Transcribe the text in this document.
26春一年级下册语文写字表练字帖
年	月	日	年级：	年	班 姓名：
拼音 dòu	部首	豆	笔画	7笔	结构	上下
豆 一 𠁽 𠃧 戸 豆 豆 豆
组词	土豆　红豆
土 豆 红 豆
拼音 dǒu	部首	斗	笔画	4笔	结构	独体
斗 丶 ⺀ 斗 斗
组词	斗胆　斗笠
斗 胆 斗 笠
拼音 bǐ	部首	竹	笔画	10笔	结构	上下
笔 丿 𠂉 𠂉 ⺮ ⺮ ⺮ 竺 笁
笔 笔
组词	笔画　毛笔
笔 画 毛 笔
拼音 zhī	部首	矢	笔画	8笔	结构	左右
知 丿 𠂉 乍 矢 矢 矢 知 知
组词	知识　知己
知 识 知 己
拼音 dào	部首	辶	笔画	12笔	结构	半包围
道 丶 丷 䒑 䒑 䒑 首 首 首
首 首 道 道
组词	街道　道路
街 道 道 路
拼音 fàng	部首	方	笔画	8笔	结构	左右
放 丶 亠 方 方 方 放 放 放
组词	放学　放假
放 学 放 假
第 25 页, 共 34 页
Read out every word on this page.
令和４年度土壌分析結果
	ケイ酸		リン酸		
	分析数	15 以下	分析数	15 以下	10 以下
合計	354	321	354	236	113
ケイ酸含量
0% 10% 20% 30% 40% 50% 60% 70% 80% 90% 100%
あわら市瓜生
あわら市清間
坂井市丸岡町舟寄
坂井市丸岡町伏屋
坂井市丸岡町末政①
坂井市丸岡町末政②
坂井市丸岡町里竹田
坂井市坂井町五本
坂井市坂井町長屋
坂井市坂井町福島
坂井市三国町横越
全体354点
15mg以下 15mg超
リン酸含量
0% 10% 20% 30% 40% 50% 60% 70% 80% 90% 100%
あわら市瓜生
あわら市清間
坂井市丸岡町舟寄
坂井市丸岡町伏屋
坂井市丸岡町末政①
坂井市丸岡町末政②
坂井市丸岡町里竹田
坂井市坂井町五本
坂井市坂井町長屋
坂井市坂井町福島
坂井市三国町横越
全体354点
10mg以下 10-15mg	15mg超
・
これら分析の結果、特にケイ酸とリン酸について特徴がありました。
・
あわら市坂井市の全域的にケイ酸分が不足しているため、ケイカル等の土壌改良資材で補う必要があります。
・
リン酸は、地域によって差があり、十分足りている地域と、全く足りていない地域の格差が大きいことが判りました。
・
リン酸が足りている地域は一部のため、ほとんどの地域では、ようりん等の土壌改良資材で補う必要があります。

-- -- --

Instructions to follow:
Give again, word for word, every line from the one holding "Read out every word on this page." to the end of the data.

Result of the exercise:
Read out every word on this page.
令和４年度土壌分析結果
	ケイ酸		リン酸		
	分析数	15 以下	分析数	15 以下	10 以下
合計	354	321	354	236	113
ケイ酸含量
0% 10% 20% 30% 40% 50% 60% 70% 80% 90% 100%
あわら市瓜生
あわら市清間
坂井市丸岡町舟寄
坂井市丸岡町伏屋
坂井市丸岡町末政①
坂井市丸岡町末政②
坂井市丸岡町里竹田
坂井市坂井町五本
坂井市坂井町長屋
坂井市坂井町福島
坂井市三国町横越
全体354点
15mg以下 15mg超
リン酸含量
0% 10% 20% 30% 40% 50% 60% 70% 80% 90% 100%
あわら市瓜生
あわら市清間
坂井市丸岡町舟寄
坂井市丸岡町伏屋
坂井市丸岡町末政①
坂井市丸岡町末政②
坂井市丸岡町里竹田
坂井市坂井町五本
坂井市坂井町長屋
坂井市坂井町福島
坂井市三国町横越
全体354点
10mg以下 10-15mg	15mg超
・
これら分析の結果、特にケイ酸とリン酸について特徴がありました。
・
あわら市坂井市の全域的にケイ酸分が不足しているため、ケイカル等の土壌改良資材で補う必要があります。
・
リン酸は、地域によって差があり、十分足りている地域と、全く足りていない地域の格差が大きいことが判りました。
・
リン酸が足りている地域は一部のため、ほとんどの地域では、ようりん等の土壌改良資材で補う必要があります。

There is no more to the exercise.